# WHAT YOU ARE ASKED TO DO:
Repeat the whole listing exactly.

(Dataset excerpt)
= = = =

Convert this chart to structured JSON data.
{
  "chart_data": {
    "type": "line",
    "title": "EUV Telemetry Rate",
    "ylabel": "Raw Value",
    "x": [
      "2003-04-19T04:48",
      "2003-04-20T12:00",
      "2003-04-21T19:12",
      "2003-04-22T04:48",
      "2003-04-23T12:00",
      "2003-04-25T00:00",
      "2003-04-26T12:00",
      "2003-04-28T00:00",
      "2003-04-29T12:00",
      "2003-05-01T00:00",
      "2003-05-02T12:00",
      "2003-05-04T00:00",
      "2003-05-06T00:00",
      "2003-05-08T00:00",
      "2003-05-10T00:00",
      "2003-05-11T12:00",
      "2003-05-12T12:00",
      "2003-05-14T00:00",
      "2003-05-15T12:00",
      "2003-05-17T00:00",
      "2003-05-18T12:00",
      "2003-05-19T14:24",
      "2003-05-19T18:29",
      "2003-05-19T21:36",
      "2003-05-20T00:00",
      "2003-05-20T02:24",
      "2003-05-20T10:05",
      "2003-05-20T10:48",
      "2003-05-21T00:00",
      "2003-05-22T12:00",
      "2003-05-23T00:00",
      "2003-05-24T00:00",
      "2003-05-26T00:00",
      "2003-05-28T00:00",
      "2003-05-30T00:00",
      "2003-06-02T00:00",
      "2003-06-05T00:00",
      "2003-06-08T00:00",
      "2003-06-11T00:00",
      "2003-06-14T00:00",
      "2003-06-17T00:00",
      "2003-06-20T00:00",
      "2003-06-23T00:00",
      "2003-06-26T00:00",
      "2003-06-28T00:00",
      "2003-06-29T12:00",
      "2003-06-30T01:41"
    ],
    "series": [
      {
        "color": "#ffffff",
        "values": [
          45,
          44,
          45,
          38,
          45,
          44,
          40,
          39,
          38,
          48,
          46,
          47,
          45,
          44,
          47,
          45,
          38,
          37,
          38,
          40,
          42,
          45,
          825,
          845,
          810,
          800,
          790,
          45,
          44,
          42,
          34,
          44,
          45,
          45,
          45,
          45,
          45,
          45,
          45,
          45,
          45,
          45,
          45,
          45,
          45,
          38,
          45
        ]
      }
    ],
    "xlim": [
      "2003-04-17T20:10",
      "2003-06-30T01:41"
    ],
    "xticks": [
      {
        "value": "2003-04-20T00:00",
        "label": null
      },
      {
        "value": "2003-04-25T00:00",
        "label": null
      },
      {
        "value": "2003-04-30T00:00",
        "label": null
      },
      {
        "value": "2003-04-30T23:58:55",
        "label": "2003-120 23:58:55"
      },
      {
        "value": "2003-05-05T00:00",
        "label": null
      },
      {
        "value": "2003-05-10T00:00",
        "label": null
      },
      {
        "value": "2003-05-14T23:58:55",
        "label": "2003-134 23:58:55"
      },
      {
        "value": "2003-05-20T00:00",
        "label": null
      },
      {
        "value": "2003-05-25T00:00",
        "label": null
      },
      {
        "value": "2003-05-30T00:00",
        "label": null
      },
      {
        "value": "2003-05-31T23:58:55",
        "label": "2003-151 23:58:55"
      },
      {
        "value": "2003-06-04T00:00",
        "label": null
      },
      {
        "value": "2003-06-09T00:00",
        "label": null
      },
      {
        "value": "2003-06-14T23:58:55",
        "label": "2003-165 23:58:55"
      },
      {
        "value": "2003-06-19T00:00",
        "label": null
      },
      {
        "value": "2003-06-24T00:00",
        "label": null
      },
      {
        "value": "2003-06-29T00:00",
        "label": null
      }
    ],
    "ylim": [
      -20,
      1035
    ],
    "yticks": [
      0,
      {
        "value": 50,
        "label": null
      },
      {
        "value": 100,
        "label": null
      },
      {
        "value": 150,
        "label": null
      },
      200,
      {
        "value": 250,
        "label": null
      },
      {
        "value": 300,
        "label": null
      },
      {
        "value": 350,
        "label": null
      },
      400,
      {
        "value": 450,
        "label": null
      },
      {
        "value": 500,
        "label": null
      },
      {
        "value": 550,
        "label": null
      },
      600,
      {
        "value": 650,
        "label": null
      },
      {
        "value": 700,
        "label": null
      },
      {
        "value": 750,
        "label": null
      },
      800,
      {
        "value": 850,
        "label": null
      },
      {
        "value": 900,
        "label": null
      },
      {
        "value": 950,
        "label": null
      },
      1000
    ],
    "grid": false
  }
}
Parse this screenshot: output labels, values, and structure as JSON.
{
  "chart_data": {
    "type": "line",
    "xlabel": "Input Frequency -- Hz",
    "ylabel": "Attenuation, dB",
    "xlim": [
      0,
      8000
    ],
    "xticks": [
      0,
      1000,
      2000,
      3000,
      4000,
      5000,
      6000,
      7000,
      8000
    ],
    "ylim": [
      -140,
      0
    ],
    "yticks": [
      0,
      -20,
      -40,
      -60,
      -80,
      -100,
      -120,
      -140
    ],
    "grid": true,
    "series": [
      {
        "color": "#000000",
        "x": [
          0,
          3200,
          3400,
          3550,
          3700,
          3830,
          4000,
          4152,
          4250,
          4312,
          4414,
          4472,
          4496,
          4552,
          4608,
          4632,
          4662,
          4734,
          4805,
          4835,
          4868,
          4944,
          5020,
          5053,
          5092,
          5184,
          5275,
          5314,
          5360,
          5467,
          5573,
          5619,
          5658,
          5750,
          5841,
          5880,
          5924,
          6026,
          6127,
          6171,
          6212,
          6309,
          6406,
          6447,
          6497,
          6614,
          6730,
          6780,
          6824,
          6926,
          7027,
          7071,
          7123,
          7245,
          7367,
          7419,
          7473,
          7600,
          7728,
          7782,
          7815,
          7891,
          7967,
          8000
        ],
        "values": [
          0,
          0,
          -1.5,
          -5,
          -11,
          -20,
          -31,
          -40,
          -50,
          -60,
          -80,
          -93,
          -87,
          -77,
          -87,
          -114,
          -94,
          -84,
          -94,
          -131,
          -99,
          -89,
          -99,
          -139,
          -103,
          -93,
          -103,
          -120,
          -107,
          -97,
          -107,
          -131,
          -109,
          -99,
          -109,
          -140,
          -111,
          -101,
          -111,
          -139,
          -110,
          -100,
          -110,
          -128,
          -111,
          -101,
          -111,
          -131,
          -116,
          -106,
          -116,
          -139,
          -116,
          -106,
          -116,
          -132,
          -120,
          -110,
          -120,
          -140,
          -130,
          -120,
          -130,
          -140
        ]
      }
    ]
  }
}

= = = =

# TASK RESULT:
Convert this chart to structured JSON data.
{
  "chart_data": {
    "type": "line",
    "title": "EUV Telemetry Rate",
    "ylabel": "Raw Value",
    "x": [
      "2003-04-19T04:48",
      "2003-04-20T12:00",
      "2003-04-21T19:12",
      "2003-04-22T04:48",
      "2003-04-23T12:00",
      "2003-04-25T00:00",
      "2003-04-26T12:00",
      "2003-04-28T00:00",
      "2003-04-29T12:00",
      "2003-05-01T00:00",
      "2003-05-02T12:00",
      "2003-05-04T00:00",
      "2003-05-06T00:00",
      "2003-05-08T00:00",
      "2003-05-10T00:00",
      "2003-05-11T12:00",
      "2003-05-12T12:00",
      "2003-05-14T00:00",
      "2003-05-15T12:00",
      "2003-05-17T00:00",
      "2003-05-18T12:00",
      "2003-05-19T14:24",
      "2003-05-19T18:29",
      "2003-05-19T21:36",
      "2003-05-20T00:00",
      "2003-05-20T02:24",
      "2003-05-20T10:05",
      "2003-05-20T10:48",
      "2003-05-21T00:00",
      "2003-05-22T12:00",
      "2003-05-23T00:00",
      "2003-05-24T00:00",
      "2003-05-26T00:00",
      "2003-05-28T00:00",
      "2003-05-30T00:00",
      "2003-06-02T00:00",
      "2003-06-05T00:00",
      "2003-06-08T00:00",
      "2003-06-11T00:00",
      "2003-06-14T00:00",
      "2003-06-17T00:00",
      "2003-06-20T00:00",
      "2003-06-23T00:00",
      "2003-06-26T00:00",
      "2003-06-28T00:00",
      "2003-06-29T12:00",
      "2003-06-30T01:41"
    ],
    "series": [
      {
        "color": "#ffffff",
        "values": [
          45,
          44,
          45,
          38,
          45,
          44,
          40,
          39,
          38,
          48,
          46,
          47,
          45,
          44,
          47,
          45,
          38,
          37,
          38,
          40,
          42,
          45,
          825,
          845,
          810,
          800,
          790,
          45,
          44,
          42,
          34,
          44,
          45,
          45,
          45,
          45,
          45,
          45,
          45,
          45,
          45,
          45,
          45,
          45,
          45,
          38,
          45
        ]
      }
    ],
    "xlim": [
      "2003-04-17T20:10",
      "2003-06-30T01:41"
    ],
    "xticks": [
      {
        "value": "2003-04-20T00:00",
        "label": null
      },
      {
        "value": "2003-04-25T00:00",
        "label": null
      },
      {
        "value": "2003-04-30T00:00",
        "label": null
      },
      {
        "value": "2003-04-30T23:58:55",
        "label": "2003-120 23:58:55"
      },
      {
        "value": "2003-05-05T00:00",
        "label": null
      },
      {
        "value": "2003-05-10T00:00",
        "label": null
      },
      {
        "value": "2003-05-14T23:58:55",
        "label": "2003-134 23:58:55"
      },
      {
        "value": "2003-05-20T00:00",
        "label": null
      },
      {
        "value": "2003-05-25T00:00",
        "label": null
      },
      {
        "value": "2003-05-30T00:00",
        "label": null
      },
      {
        "value": "2003-05-31T23:58:55",
        "label": "2003-151 23:58:55"
      },
      {
        "value": "2003-06-04T00:00",
        "label": null
      },
      {
        "value": "2003-06-09T00:00",
        "label": null
      },
      {
        "value": "2003-06-14T23:58:55",
        "label": "2003-165 23:58:55"
      },
      {
        "value": "2003-06-19T00:00",
        "label": null
      },
      {
        "value": "2003-06-24T00:00",
        "label": null
      },
      {
        "value": "2003-06-29T00:00",
        "label": null
      }
    ],
    "ylim": [
      -20,
      1035
    ],
    "yticks": [
      0,
      {
        "value": 50,
        "label": null
      },
      {
        "value": 100,
        "label": null
      },
      {
        "value": 150,
        "label": null
      },
      200,
      {
        "value": 250,
        "label": null
      },
      {
        "value": 300,
        "label": null
      },
      {
        "value": 350,
        "label": null
      },
      400,
      {
        "value": 450,
        "label": null
      },
      {
        "value": 500,
        "label": null
      },
      {
        "value": 550,
        "label": null
      },
      600,
      {
        "value": 650,
        "label": null
      },
      {
        "value": 700,
        "label": null
      },
      {
        "value": 750,
        "label": null
      },
      800,
      {
        "value": 850,
        "label": null
      },
      {
        "value": 900,
        "label": null
      },
      {
        "value": 950,
        "label": null
      },
      1000
    ],
    "grid": false
  }
}
Parse this screenshot: output labels, values, and structure as JSON.
{
  "chart_data": {
    "type": "line",
    "xlabel": "Input Frequency -- Hz",
    "ylabel": "Attenuation, dB",
    "xlim": [
      0,
      8000
    ],
    "xticks": [
      0,
      1000,
      2000,
      3000,
      4000,
      5000,
      6000,
      7000,
      8000
    ],
    "ylim": [
      -140,
      0
    ],
    "yticks": [
      0,
      -20,
      -40,
      -60,
      -80,
      -100,
      -120,
      -140
    ],
    "grid": true,
    "series": [
      {
        "color": "#000000",
        "x": [
          0,
          3200,
          3400,
          3550,
          3700,
          3830,
          4000,
          4152,
          4250,
          4312,
          4414,
          4472,
          4496,
          4552,
          4608,
          4632,
          4662,
          4734,
          4805,
          4835,
          4868,
          4944,
          5020,
          5053,
          5092,
          5184,
          5275,
          5314,
          5360,
          5467,
          5573,
          5619,
          5658,
          5750,
          5841,
          5880,
          5924,
          6026,
          6127,
          6171,
          6212,
          6309,
          6406,
          6447,
          6497,
          6614,
          6730,
          6780,
          6824,
          6926,
          7027,
          7071,
          7123,
          7245,
          7367,
          7419,
          7473,
          7600,
          7728,
          7782,
          7815,
          7891,
          7967,
          8000
        ],
        "values": [
          0,
          0,
          -1.5,
          -5,
          -11,
          -20,
          -31,
          -40,
          -50,
          -60,
          -80,
          -93,
          -87,
          -77,
          -87,
          -114,
          -94,
          -84,
          -94,
          -131,
          -99,
          -89,
          -99,
          -139,
          -103,
          -93,
          -103,
          -120,
          -107,
          -97,
          -107,
          -131,
          -109,
          -99,
          -109,
          -140,
          -111,
          -101,
          -111,
          -139,
          -110,
          -100,
          -110,
          -128,
          -111,
          -101,
          -111,
          -131,
          -116,
          -106,
          -116,
          -139,
          -116,
          -106,
          -116,
          -132,
          -120,
          -110,
          -120,
          -140,
          -130,
          -120,
          -130,
          -140
        ]
      }
    ]
  }
}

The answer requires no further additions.